# Job
Transcribe the records below exactly as they appear, omitting any pictures.

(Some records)
┄┄┄┄┄┄┄┄┄┄┄┄┄┄┄┄┄┄┄┄

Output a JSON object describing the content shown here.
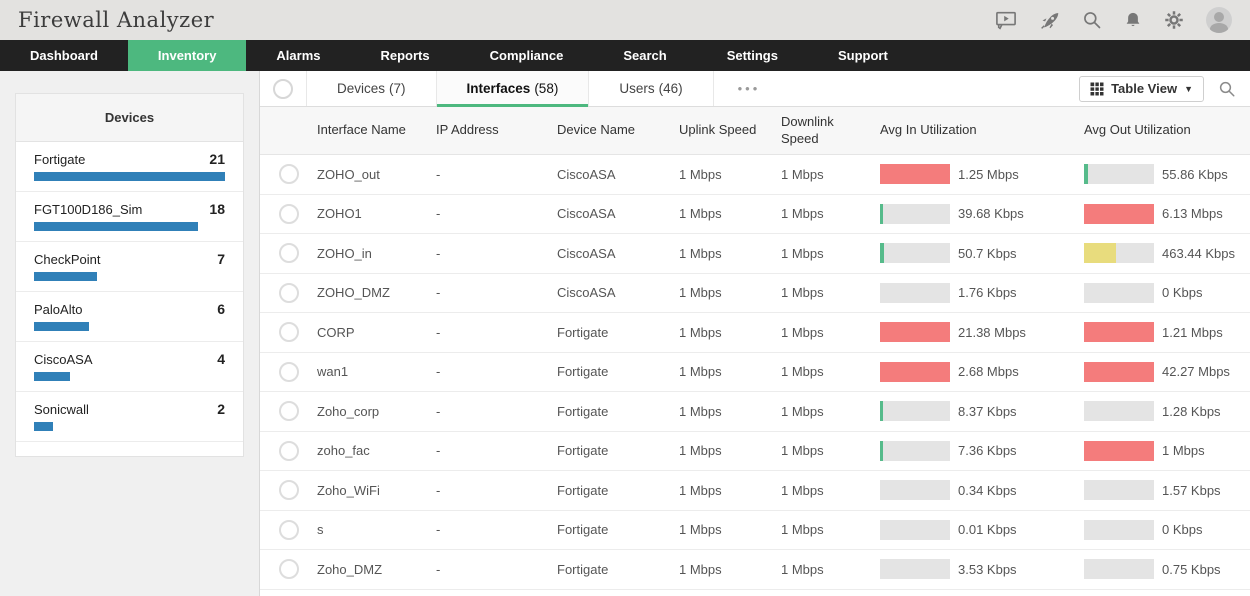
{
  "header": {
    "title": "Firewall Analyzer",
    "icons": [
      "presentation-icon",
      "rocket-icon",
      "search-icon",
      "bell-icon",
      "gear-icon",
      "avatar"
    ]
  },
  "nav": {
    "active_color": "#4db87f",
    "items": [
      {
        "label": "Dashboard",
        "active": false
      },
      {
        "label": "Inventory",
        "active": true
      },
      {
        "label": "Alarms",
        "active": false
      },
      {
        "label": "Reports",
        "active": false
      },
      {
        "label": "Compliance",
        "active": false
      },
      {
        "label": "Search",
        "active": false
      },
      {
        "label": "Settings",
        "active": false
      },
      {
        "label": "Support",
        "active": false
      }
    ]
  },
  "sidebar": {
    "title": "Devices",
    "bar_color": "#3080b8",
    "items": [
      {
        "name": "Fortigate",
        "count": "21",
        "bar_pct": 100
      },
      {
        "name": "FGT100D186_Sim",
        "count": "18",
        "bar_pct": 86
      },
      {
        "name": "CheckPoint",
        "count": "7",
        "bar_pct": 33
      },
      {
        "name": "PaloAlto",
        "count": "6",
        "bar_pct": 29
      },
      {
        "name": "CiscoASA",
        "count": "4",
        "bar_pct": 19
      },
      {
        "name": "Sonicwall",
        "count": "2",
        "bar_pct": 10
      }
    ]
  },
  "tabs": {
    "items": [
      {
        "label": "Devices",
        "count": "(7)",
        "active": false
      },
      {
        "label": "Interfaces",
        "count": "(58)",
        "active": true
      },
      {
        "label": "Users",
        "count": "(46)",
        "active": false
      }
    ],
    "more_label": "•••",
    "view_button_label": "Table View"
  },
  "table": {
    "columns": {
      "interface": "Interface Name",
      "ip": "IP Address",
      "device": "Device Name",
      "uplink": "Uplink Speed",
      "downlink": "Downlink Speed",
      "avg_in": "Avg In Utilization",
      "avg_out": "Avg Out Utilization"
    },
    "bar_colors": {
      "red": "#f47c7c",
      "green": "#56bb8b",
      "yellow": "#e8dc7d",
      "track": "#e4e4e4"
    },
    "rows": [
      {
        "name": "ZOHO_out",
        "ip": "-",
        "device": "CiscoASA",
        "uplink": "1 Mbps",
        "downlink": "1 Mbps",
        "in": {
          "value": "1.25 Mbps",
          "pct": 100,
          "color": "red"
        },
        "out": {
          "value": "55.86 Kbps",
          "pct": 6,
          "color": "green"
        }
      },
      {
        "name": "ZOHO1",
        "ip": "-",
        "device": "CiscoASA",
        "uplink": "1 Mbps",
        "downlink": "1 Mbps",
        "in": {
          "value": "39.68 Kbps",
          "pct": 4,
          "color": "green"
        },
        "out": {
          "value": "6.13 Mbps",
          "pct": 100,
          "color": "red"
        }
      },
      {
        "name": "ZOHO_in",
        "ip": "-",
        "device": "CiscoASA",
        "uplink": "1 Mbps",
        "downlink": "1 Mbps",
        "in": {
          "value": "50.7 Kbps",
          "pct": 5,
          "color": "green"
        },
        "out": {
          "value": "463.44 Kbps",
          "pct": 46,
          "color": "yellow"
        }
      },
      {
        "name": "ZOHO_DMZ",
        "ip": "-",
        "device": "CiscoASA",
        "uplink": "1 Mbps",
        "downlink": "1 Mbps",
        "in": {
          "value": "1.76 Kbps",
          "pct": 0,
          "color": "none"
        },
        "out": {
          "value": "0 Kbps",
          "pct": 0,
          "color": "none"
        }
      },
      {
        "name": "CORP",
        "ip": "-",
        "device": "Fortigate",
        "uplink": "1 Mbps",
        "downlink": "1 Mbps",
        "in": {
          "value": "21.38 Mbps",
          "pct": 100,
          "color": "red"
        },
        "out": {
          "value": "1.21 Mbps",
          "pct": 100,
          "color": "red"
        }
      },
      {
        "name": "wan1",
        "ip": "-",
        "device": "Fortigate",
        "uplink": "1 Mbps",
        "downlink": "1 Mbps",
        "in": {
          "value": "2.68 Mbps",
          "pct": 100,
          "color": "red"
        },
        "out": {
          "value": "42.27 Mbps",
          "pct": 100,
          "color": "red"
        }
      },
      {
        "name": "Zoho_corp",
        "ip": "-",
        "device": "Fortigate",
        "uplink": "1 Mbps",
        "downlink": "1 Mbps",
        "in": {
          "value": "8.37 Kbps",
          "pct": 2,
          "color": "green"
        },
        "out": {
          "value": "1.28 Kbps",
          "pct": 0,
          "color": "none"
        }
      },
      {
        "name": "zoho_fac",
        "ip": "-",
        "device": "Fortigate",
        "uplink": "1 Mbps",
        "downlink": "1 Mbps",
        "in": {
          "value": "7.36 Kbps",
          "pct": 2,
          "color": "green"
        },
        "out": {
          "value": "1 Mbps",
          "pct": 100,
          "color": "red"
        }
      },
      {
        "name": "Zoho_WiFi",
        "ip": "-",
        "device": "Fortigate",
        "uplink": "1 Mbps",
        "downlink": "1 Mbps",
        "in": {
          "value": "0.34 Kbps",
          "pct": 0,
          "color": "none"
        },
        "out": {
          "value": "1.57 Kbps",
          "pct": 0,
          "color": "none"
        }
      },
      {
        "name": "s",
        "ip": "-",
        "device": "Fortigate",
        "uplink": "1 Mbps",
        "downlink": "1 Mbps",
        "in": {
          "value": "0.01 Kbps",
          "pct": 0,
          "color": "none"
        },
        "out": {
          "value": "0 Kbps",
          "pct": 0,
          "color": "none"
        }
      },
      {
        "name": "Zoho_DMZ",
        "ip": "-",
        "device": "Fortigate",
        "uplink": "1 Mbps",
        "downlink": "1 Mbps",
        "in": {
          "value": "3.53 Kbps",
          "pct": 0,
          "color": "none"
        },
        "out": {
          "value": "0.75 Kbps",
          "pct": 0,
          "color": "none"
        }
      }
    ]
  }
}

┄┄┄┄┄┄┄┄┄┄┄┄┄┄┄┄┄┄┄┄

# Solution to the exercise
Output a JSON object describing the content shown here.
{
  "header": {
    "title": "Firewall Analyzer",
    "icons": [
      "presentation-icon",
      "rocket-icon",
      "search-icon",
      "bell-icon",
      "gear-icon",
      "avatar"
    ]
  },
  "nav": {
    "active_color": "#4db87f",
    "items": [
      {
        "label": "Dashboard",
        "active": false
      },
      {
        "label": "Inventory",
        "active": true
      },
      {
        "label": "Alarms",
        "active": false
      },
      {
        "label": "Reports",
        "active": false
      },
      {
        "label": "Compliance",
        "active": false
      },
      {
        "label": "Search",
        "active": false
      },
      {
        "label": "Settings",
        "active": false
      },
      {
        "label": "Support",
        "active": false
      }
    ]
  },
  "sidebar": {
    "title": "Devices",
    "bar_color": "#3080b8",
    "items": [
      {
        "name": "Fortigate",
        "count": "21",
        "bar_pct": 100
      },
      {
        "name": "FGT100D186_Sim",
        "count": "18",
        "bar_pct": 86
      },
      {
        "name": "CheckPoint",
        "count": "7",
        "bar_pct": 33
      },
      {
        "name": "PaloAlto",
        "count": "6",
        "bar_pct": 29
      },
      {
        "name": "CiscoASA",
        "count": "4",
        "bar_pct": 19
      },
      {
        "name": "Sonicwall",
        "count": "2",
        "bar_pct": 10
      }
    ]
  },
  "tabs": {
    "items": [
      {
        "label": "Devices",
        "count": "(7)",
        "active": false
      },
      {
        "label": "Interfaces",
        "count": "(58)",
        "active": true
      },
      {
        "label": "Users",
        "count": "(46)",
        "active": false
      }
    ],
    "more_label": "•••",
    "view_button_label": "Table View"
  },
  "table": {
    "columns": {
      "interface": "Interface Name",
      "ip": "IP Address",
      "device": "Device Name",
      "uplink": "Uplink Speed",
      "downlink": "Downlink Speed",
      "avg_in": "Avg In Utilization",
      "avg_out": "Avg Out Utilization"
    },
    "bar_colors": {
      "red": "#f47c7c",
      "green": "#56bb8b",
      "yellow": "#e8dc7d",
      "track": "#e4e4e4"
    },
    "rows": [
      {
        "name": "ZOHO_out",
        "ip": "-",
        "device": "CiscoASA",
        "uplink": "1 Mbps",
        "downlink": "1 Mbps",
        "in": {
          "value": "1.25 Mbps",
          "pct": 100,
          "color": "red"
        },
        "out": {
          "value": "55.86 Kbps",
          "pct": 6,
          "color": "green"
        }
      },
      {
        "name": "ZOHO1",
        "ip": "-",
        "device": "CiscoASA",
        "uplink": "1 Mbps",
        "downlink": "1 Mbps",
        "in": {
          "value": "39.68 Kbps",
          "pct": 4,
          "color": "green"
        },
        "out": {
          "value": "6.13 Mbps",
          "pct": 100,
          "color": "red"
        }
      },
      {
        "name": "ZOHO_in",
        "ip": "-",
        "device": "CiscoASA",
        "uplink": "1 Mbps",
        "downlink": "1 Mbps",
        "in": {
          "value": "50.7 Kbps",
          "pct": 5,
          "color": "green"
        },
        "out": {
          "value": "463.44 Kbps",
          "pct": 46,
          "color": "yellow"
        }
      },
      {
        "name": "ZOHO_DMZ",
        "ip": "-",
        "device": "CiscoASA",
        "uplink": "1 Mbps",
        "downlink": "1 Mbps",
        "in": {
          "value": "1.76 Kbps",
          "pct": 0,
          "color": "none"
        },
        "out": {
          "value": "0 Kbps",
          "pct": 0,
          "color": "none"
        }
      },
      {
        "name": "CORP",
        "ip": "-",
        "device": "Fortigate",
        "uplink": "1 Mbps",
        "downlink": "1 Mbps",
        "in": {
          "value": "21.38 Mbps",
          "pct": 100,
          "color": "red"
        },
        "out": {
          "value": "1.21 Mbps",
          "pct": 100,
          "color": "red"
        }
      },
      {
        "name": "wan1",
        "ip": "-",
        "device": "Fortigate",
        "uplink": "1 Mbps",
        "downlink": "1 Mbps",
        "in": {
          "value": "2.68 Mbps",
          "pct": 100,
          "color": "red"
        },
        "out": {
          "value": "42.27 Mbps",
          "pct": 100,
          "color": "red"
        }
      },
      {
        "name": "Zoho_corp",
        "ip": "-",
        "device": "Fortigate",
        "uplink": "1 Mbps",
        "downlink": "1 Mbps",
        "in": {
          "value": "8.37 Kbps",
          "pct": 2,
          "color": "green"
        },
        "out": {
          "value": "1.28 Kbps",
          "pct": 0,
          "color": "none"
        }
      },
      {
        "name": "zoho_fac",
        "ip": "-",
        "device": "Fortigate",
        "uplink": "1 Mbps",
        "downlink": "1 Mbps",
        "in": {
          "value": "7.36 Kbps",
          "pct": 2,
          "color": "green"
        },
        "out": {
          "value": "1 Mbps",
          "pct": 100,
          "color": "red"
        }
      },
      {
        "name": "Zoho_WiFi",
        "ip": "-",
        "device": "Fortigate",
        "uplink": "1 Mbps",
        "downlink": "1 Mbps",
        "in": {
          "value": "0.34 Kbps",
          "pct": 0,
          "color": "none"
        },
        "out": {
          "value": "1.57 Kbps",
          "pct": 0,
          "color": "none"
        }
      },
      {
        "name": "s",
        "ip": "-",
        "device": "Fortigate",
        "uplink": "1 Mbps",
        "downlink": "1 Mbps",
        "in": {
          "value": "0.01 Kbps",
          "pct": 0,
          "color": "none"
        },
        "out": {
          "value": "0 Kbps",
          "pct": 0,
          "color": "none"
        }
      },
      {
        "name": "Zoho_DMZ",
        "ip": "-",
        "device": "Fortigate",
        "uplink": "1 Mbps",
        "downlink": "1 Mbps",
        "in": {
          "value": "3.53 Kbps",
          "pct": 0,
          "color": "none"
        },
        "out": {
          "value": "0.75 Kbps",
          "pct": 0,
          "color": "none"
        }
      }
    ]
  }
}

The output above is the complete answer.